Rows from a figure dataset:
#####
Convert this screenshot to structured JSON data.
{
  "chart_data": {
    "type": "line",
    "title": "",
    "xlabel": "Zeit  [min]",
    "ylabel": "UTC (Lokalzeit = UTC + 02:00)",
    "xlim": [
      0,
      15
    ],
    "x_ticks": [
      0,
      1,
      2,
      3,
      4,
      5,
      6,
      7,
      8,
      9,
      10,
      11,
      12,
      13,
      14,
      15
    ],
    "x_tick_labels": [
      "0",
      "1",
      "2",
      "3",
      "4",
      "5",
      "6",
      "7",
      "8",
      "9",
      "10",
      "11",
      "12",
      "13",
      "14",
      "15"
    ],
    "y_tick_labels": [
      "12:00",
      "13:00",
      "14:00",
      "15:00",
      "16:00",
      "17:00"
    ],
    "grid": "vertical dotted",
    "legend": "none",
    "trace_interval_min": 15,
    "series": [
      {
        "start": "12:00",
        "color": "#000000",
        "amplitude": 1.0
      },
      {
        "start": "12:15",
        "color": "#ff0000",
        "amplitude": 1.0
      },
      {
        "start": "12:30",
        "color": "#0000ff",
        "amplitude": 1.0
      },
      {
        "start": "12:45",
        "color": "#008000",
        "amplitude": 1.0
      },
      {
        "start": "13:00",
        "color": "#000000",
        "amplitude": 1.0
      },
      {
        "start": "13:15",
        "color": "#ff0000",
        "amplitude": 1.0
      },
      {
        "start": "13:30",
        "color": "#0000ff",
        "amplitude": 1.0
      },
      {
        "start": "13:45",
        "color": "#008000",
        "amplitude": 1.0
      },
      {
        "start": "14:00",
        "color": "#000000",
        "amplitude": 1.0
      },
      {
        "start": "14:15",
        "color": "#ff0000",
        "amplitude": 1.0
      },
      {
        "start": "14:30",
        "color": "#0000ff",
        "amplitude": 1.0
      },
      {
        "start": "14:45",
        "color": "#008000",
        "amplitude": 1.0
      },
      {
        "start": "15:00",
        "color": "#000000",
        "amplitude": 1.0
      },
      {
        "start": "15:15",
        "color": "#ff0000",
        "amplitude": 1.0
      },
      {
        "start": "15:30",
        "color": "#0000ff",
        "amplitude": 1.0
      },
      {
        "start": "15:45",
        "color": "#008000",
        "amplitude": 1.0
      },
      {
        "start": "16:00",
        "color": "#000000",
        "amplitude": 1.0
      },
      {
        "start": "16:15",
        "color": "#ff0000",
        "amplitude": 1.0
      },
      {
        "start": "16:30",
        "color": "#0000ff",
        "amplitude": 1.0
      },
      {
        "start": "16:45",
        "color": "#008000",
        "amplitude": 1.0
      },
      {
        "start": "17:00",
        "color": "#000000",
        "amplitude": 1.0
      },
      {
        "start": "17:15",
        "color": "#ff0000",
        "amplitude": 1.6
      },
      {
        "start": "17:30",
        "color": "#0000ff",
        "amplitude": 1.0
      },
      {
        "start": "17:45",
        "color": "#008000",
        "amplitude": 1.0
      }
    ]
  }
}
#####
### Requirements
Restate the listing above word for word.

### Answer below
Convert this screenshot to structured JSON data.
{
  "chart_data": {
    "type": "line",
    "title": "",
    "xlabel": "Zeit  [min]",
    "ylabel": "UTC (Lokalzeit = UTC + 02:00)",
    "xlim": [
      0,
      15
    ],
    "x_ticks": [
      0,
      1,
      2,
      3,
      4,
      5,
      6,
      7,
      8,
      9,
      10,
      11,
      12,
      13,
      14,
      15
    ],
    "x_tick_labels": [
      "0",
      "1",
      "2",
      "3",
      "4",
      "5",
      "6",
      "7",
      "8",
      "9",
      "10",
      "11",
      "12",
      "13",
      "14",
      "15"
    ],
    "y_tick_labels": [
      "12:00",
      "13:00",
      "14:00",
      "15:00",
      "16:00",
      "17:00"
    ],
    "grid": "vertical dotted",
    "legend": "none",
    "trace_interval_min": 15,
    "series": [
      {
        "start": "12:00",
        "color": "#000000",
        "amplitude": 1.0
      },
      {
        "start": "12:15",
        "color": "#ff0000",
        "amplitude": 1.0
      },
      {
        "start": "12:30",
        "color": "#0000ff",
        "amplitude": 1.0
      },
      {
        "start": "12:45",
        "color": "#008000",
        "amplitude": 1.0
      },
      {
        "start": "13:00",
        "color": "#000000",
        "amplitude": 1.0
      },
      {
        "start": "13:15",
        "color": "#ff0000",
        "amplitude": 1.0
      },
      {
        "start": "13:30",
        "color": "#0000ff",
        "amplitude": 1.0
      },
      {
        "start": "13:45",
        "color": "#008000",
        "amplitude": 1.0
      },
      {
        "start": "14:00",
        "color": "#000000",
        "amplitude": 1.0
      },
      {
        "start": "14:15",
        "color": "#ff0000",
        "amplitude": 1.0
      },
      {
        "start": "14:30",
        "color": "#0000ff",
        "amplitude": 1.0
      },
      {
        "start": "14:45",
        "color": "#008000",
        "amplitude": 1.0
      },
      {
        "start": "15:00",
        "color": "#000000",
        "amplitude": 1.0
      },
      {
        "start": "15:15",
        "color": "#ff0000",
        "amplitude": 1.0
      },
      {
        "start": "15:30",
        "color": "#0000ff",
        "amplitude": 1.0
      },
      {
        "start": "15:45",
        "color": "#008000",
        "amplitude": 1.0
      },
      {
        "start": "16:00",
        "color": "#000000",
        "amplitude": 1.0
      },
      {
        "start": "16:15",
        "color": "#ff0000",
        "amplitude": 1.0
      },
      {
        "start": "16:30",
        "color": "#0000ff",
        "amplitude": 1.0
      },
      {
        "start": "16:45",
        "color": "#008000",
        "amplitude": 1.0
      },
      {
        "start": "17:00",
        "color": "#000000",
        "amplitude": 1.0
      },
      {
        "start": "17:15",
        "color": "#ff0000",
        "amplitude": 1.6
      },
      {
        "start": "17:30",
        "color": "#0000ff",
        "amplitude": 1.0
      },
      {
        "start": "17:45",
        "color": "#008000",
        "amplitude": 1.0
      }
    ]
  }
}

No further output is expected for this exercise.